* **Required task**
Show each line from the listing that includes the word "Massachusetts".

* **Supplied data**
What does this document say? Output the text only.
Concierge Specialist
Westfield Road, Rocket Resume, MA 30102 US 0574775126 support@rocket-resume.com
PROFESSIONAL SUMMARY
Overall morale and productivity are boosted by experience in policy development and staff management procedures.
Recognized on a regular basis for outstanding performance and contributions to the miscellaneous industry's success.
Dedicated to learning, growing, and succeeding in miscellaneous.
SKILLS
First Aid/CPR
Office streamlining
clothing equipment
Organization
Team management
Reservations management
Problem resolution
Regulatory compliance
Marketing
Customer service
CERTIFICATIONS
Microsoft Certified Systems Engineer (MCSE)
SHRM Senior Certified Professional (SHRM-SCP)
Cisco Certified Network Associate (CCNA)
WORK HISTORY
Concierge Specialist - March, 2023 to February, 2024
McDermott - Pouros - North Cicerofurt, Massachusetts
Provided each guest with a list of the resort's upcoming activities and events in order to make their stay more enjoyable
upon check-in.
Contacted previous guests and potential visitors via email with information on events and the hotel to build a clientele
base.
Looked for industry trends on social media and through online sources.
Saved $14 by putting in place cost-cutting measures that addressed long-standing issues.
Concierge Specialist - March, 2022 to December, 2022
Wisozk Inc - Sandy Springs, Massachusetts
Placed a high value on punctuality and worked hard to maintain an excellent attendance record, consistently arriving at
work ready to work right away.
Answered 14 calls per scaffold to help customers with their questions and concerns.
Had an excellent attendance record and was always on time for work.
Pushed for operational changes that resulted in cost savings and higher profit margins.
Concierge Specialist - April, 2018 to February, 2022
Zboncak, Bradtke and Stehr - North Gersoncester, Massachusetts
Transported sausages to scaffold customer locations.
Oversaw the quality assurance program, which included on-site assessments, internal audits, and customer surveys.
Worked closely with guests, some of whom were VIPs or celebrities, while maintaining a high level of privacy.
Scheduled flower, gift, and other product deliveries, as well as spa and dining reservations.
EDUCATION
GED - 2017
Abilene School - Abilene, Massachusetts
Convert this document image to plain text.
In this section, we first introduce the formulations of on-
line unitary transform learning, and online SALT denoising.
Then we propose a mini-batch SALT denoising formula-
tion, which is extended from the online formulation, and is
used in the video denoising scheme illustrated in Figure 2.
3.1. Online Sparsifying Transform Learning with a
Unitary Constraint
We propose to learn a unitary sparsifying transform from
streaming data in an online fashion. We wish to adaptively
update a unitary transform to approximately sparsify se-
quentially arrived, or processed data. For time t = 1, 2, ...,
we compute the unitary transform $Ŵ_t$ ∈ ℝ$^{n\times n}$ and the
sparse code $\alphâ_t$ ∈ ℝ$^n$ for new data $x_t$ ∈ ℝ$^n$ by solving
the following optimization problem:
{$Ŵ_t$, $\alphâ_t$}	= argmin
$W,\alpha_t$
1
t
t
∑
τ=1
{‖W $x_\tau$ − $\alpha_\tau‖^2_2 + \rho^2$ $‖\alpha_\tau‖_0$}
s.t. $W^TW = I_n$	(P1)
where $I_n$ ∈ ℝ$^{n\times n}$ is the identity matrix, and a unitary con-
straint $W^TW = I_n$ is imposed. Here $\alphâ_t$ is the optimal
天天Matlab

* **Result below**
McDermott - Pouros - North Cicerofurt, Massachusetts
Wisozk Inc - Sandy Springs, Massachusetts
Zboncak, Bradtke and Stehr - North Gersoncester, Massachusetts
Abilene School - Abilene, Massachusetts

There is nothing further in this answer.